* _Input data_

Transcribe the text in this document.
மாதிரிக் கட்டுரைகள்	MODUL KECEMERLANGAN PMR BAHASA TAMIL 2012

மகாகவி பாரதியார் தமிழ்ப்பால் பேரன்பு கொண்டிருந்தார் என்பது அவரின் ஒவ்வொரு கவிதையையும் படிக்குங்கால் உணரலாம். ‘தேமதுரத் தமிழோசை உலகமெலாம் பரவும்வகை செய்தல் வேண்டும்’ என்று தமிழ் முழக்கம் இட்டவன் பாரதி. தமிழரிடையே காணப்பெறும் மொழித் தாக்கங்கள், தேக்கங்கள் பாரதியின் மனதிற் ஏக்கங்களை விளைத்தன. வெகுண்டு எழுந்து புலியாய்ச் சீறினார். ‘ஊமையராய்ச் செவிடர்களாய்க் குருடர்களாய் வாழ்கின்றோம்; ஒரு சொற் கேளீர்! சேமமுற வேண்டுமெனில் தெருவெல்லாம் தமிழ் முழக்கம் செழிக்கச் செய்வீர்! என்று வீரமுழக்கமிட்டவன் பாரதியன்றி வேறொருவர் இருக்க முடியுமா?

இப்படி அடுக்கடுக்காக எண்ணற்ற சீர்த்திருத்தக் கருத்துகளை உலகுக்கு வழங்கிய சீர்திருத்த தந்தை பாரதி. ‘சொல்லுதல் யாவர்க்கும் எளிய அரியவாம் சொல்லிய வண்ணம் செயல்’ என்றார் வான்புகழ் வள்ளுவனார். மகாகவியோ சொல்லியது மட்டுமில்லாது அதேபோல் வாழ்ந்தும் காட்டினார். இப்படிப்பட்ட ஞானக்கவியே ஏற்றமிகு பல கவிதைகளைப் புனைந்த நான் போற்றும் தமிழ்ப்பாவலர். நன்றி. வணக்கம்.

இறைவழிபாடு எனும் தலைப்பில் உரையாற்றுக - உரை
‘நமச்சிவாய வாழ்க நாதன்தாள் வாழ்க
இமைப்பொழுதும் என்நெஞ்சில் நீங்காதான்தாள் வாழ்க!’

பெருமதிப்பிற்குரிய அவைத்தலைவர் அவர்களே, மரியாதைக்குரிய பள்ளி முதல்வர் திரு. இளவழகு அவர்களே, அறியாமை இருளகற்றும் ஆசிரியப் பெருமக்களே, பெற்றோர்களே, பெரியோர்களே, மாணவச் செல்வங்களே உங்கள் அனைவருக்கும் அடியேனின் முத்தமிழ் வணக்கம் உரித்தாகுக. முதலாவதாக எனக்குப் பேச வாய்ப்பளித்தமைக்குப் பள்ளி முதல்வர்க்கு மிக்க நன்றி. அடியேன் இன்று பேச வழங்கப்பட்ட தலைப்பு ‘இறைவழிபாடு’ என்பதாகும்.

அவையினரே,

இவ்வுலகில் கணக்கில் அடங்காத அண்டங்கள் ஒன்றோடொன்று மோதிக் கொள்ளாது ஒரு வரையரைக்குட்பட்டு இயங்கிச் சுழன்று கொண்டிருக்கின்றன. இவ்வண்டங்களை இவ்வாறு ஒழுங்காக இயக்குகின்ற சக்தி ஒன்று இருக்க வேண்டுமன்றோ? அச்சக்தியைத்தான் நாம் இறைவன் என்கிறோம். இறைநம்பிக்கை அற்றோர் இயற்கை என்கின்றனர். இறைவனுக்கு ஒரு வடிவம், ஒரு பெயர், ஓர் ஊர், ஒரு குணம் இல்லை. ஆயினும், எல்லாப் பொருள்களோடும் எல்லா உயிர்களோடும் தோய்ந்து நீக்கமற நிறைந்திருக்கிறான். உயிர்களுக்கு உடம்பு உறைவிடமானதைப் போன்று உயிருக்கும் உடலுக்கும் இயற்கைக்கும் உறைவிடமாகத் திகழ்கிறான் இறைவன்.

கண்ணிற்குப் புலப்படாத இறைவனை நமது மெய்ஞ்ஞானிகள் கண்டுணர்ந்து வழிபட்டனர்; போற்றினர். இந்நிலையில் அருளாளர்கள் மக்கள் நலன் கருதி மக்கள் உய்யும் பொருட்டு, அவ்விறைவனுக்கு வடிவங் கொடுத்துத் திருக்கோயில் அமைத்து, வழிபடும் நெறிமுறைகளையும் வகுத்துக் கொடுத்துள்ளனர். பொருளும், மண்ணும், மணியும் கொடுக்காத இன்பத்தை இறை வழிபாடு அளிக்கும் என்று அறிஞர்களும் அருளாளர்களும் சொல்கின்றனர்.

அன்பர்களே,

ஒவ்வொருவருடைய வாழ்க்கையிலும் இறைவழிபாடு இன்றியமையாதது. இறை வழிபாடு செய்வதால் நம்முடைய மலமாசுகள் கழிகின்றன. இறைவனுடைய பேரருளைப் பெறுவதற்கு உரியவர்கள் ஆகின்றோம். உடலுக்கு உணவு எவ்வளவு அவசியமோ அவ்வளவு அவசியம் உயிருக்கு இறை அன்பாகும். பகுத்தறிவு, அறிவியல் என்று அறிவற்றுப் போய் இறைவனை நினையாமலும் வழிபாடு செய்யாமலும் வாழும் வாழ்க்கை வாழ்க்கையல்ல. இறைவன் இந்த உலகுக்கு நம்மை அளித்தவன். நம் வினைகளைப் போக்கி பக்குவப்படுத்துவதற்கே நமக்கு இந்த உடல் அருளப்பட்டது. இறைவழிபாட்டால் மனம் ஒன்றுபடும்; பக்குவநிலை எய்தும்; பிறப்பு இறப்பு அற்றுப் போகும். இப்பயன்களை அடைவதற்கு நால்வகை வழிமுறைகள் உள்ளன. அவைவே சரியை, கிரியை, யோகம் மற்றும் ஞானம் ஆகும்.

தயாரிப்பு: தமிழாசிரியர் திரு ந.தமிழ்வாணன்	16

* _Task requirements_
Write out every line of the material again, exactly as it reads.

* _Correct output_
Transcribe the text in this document.
மாதிரிக் கட்டுரைகள்	MODUL KECEMERLANGAN PMR BAHASA TAMIL 2012

மகாகவி பாரதியார் தமிழ்ப்பால் பேரன்பு கொண்டிருந்தார் என்பது அவரின் ஒவ்வொரு கவிதையையும் படிக்குங்கால் உணரலாம். ‘தேமதுரத் தமிழோசை உலகமெலாம் பரவும்வகை செய்தல் வேண்டும்’ என்று தமிழ் முழக்கம் இட்டவன் பாரதி. தமிழரிடையே காணப்பெறும் மொழித் தாக்கங்கள், தேக்கங்கள் பாரதியின் மனதிற் ஏக்கங்களை விளைத்தன. வெகுண்டு எழுந்து புலியாய்ச் சீறினார். ‘ஊமையராய்ச் செவிடர்களாய்க் குருடர்களாய் வாழ்கின்றோம்; ஒரு சொற் கேளீர்! சேமமுற வேண்டுமெனில் தெருவெல்லாம் தமிழ் முழக்கம் செழிக்கச் செய்வீர்! என்று வீரமுழக்கமிட்டவன் பாரதியன்றி வேறொருவர் இருக்க முடியுமா?

இப்படி அடுக்கடுக்காக எண்ணற்ற சீர்த்திருத்தக் கருத்துகளை உலகுக்கு வழங்கிய சீர்திருத்த தந்தை பாரதி. ‘சொல்லுதல் யாவர்க்கும் எளிய அரியவாம் சொல்லிய வண்ணம் செயல்’ என்றார் வான்புகழ் வள்ளுவனார். மகாகவியோ சொல்லியது மட்டுமில்லாது அதேபோல் வாழ்ந்தும் காட்டினார். இப்படிப்பட்ட ஞானக்கவியே ஏற்றமிகு பல கவிதைகளைப் புனைந்த நான் போற்றும் தமிழ்ப்பாவலர். நன்றி. வணக்கம்.

இறைவழிபாடு எனும் தலைப்பில் உரையாற்றுக - உரை
‘நமச்சிவாய வாழ்க நாதன்தாள் வாழ்க
இமைப்பொழுதும் என்நெஞ்சில் நீங்காதான்தாள் வாழ்க!’

பெருமதிப்பிற்குரிய அவைத்தலைவர் அவர்களே, மரியாதைக்குரிய பள்ளி முதல்வர் திரு. இளவழகு அவர்களே, அறியாமை இருளகற்றும் ஆசிரியப் பெருமக்களே, பெற்றோர்களே, பெரியோர்களே, மாணவச் செல்வங்களே உங்கள் அனைவருக்கும் அடியேனின் முத்தமிழ் வணக்கம் உரித்தாகுக. முதலாவதாக எனக்குப் பேச வாய்ப்பளித்தமைக்குப் பள்ளி முதல்வர்க்கு மிக்க நன்றி. அடியேன் இன்று பேச வழங்கப்பட்ட தலைப்பு ‘இறைவழிபாடு’ என்பதாகும்.

அவையினரே,

இவ்வுலகில் கணக்கில் அடங்காத அண்டங்கள் ஒன்றோடொன்று மோதிக் கொள்ளாது ஒரு வரையரைக்குட்பட்டு இயங்கிச் சுழன்று கொண்டிருக்கின்றன. இவ்வண்டங்களை இவ்வாறு ஒழுங்காக இயக்குகின்ற சக்தி ஒன்று இருக்க வேண்டுமன்றோ? அச்சக்தியைத்தான் நாம் இறைவன் என்கிறோம். இறைநம்பிக்கை அற்றோர் இயற்கை என்கின்றனர். இறைவனுக்கு ஒரு வடிவம், ஒரு பெயர், ஓர் ஊர், ஒரு குணம் இல்லை. ஆயினும், எல்லாப் பொருள்களோடும் எல்லா உயிர்களோடும் தோய்ந்து நீக்கமற நிறைந்திருக்கிறான். உயிர்களுக்கு உடம்பு உறைவிடமானதைப் போன்று உயிருக்கும் உடலுக்கும் இயற்கைக்கும் உறைவிடமாகத் திகழ்கிறான் இறைவன்.

கண்ணிற்குப் புலப்படாத இறைவனை நமது மெய்ஞ்ஞானிகள் கண்டுணர்ந்து வழிபட்டனர்; போற்றினர். இந்நிலையில் அருளாளர்கள் மக்கள் நலன் கருதி மக்கள் உய்யும் பொருட்டு, அவ்விறைவனுக்கு வடிவங் கொடுத்துத் திருக்கோயில் அமைத்து, வழிபடும் நெறிமுறைகளையும் வகுத்துக் கொடுத்துள்ளனர். பொருளும், மண்ணும், மணியும் கொடுக்காத இன்பத்தை இறை வழிபாடு அளிக்கும் என்று அறிஞர்களும் அருளாளர்களும் சொல்கின்றனர்.

அன்பர்களே,

ஒவ்வொருவருடைய வாழ்க்கையிலும் இறைவழிபாடு இன்றியமையாதது. இறை வழிபாடு செய்வதால் நம்முடைய மலமாசுகள் கழிகின்றன. இறைவனுடைய பேரருளைப் பெறுவதற்கு உரியவர்கள் ஆகின்றோம். உடலுக்கு உணவு எவ்வளவு அவசியமோ அவ்வளவு அவசியம் உயிருக்கு இறை அன்பாகும். பகுத்தறிவு, அறிவியல் என்று அறிவற்றுப் போய் இறைவனை நினையாமலும் வழிபாடு செய்யாமலும் வாழும் வாழ்க்கை வாழ்க்கையல்ல. இறைவன் இந்த உலகுக்கு நம்மை அளித்தவன். நம் வினைகளைப் போக்கி பக்குவப்படுத்துவதற்கே நமக்கு இந்த உடல் அருளப்பட்டது. இறைவழிபாட்டால் மனம் ஒன்றுபடும்; பக்குவநிலை எய்தும்; பிறப்பு இறப்பு அற்றுப் போகும். இப்பயன்களை அடைவதற்கு நால்வகை வழிமுறைகள் உள்ளன. அவைவே சரியை, கிரியை, யோகம் மற்றும் ஞானம் ஆகும்.

தயாரிப்பு: தமிழாசிரியர் திரு ந.தமிழ்வாணன்	16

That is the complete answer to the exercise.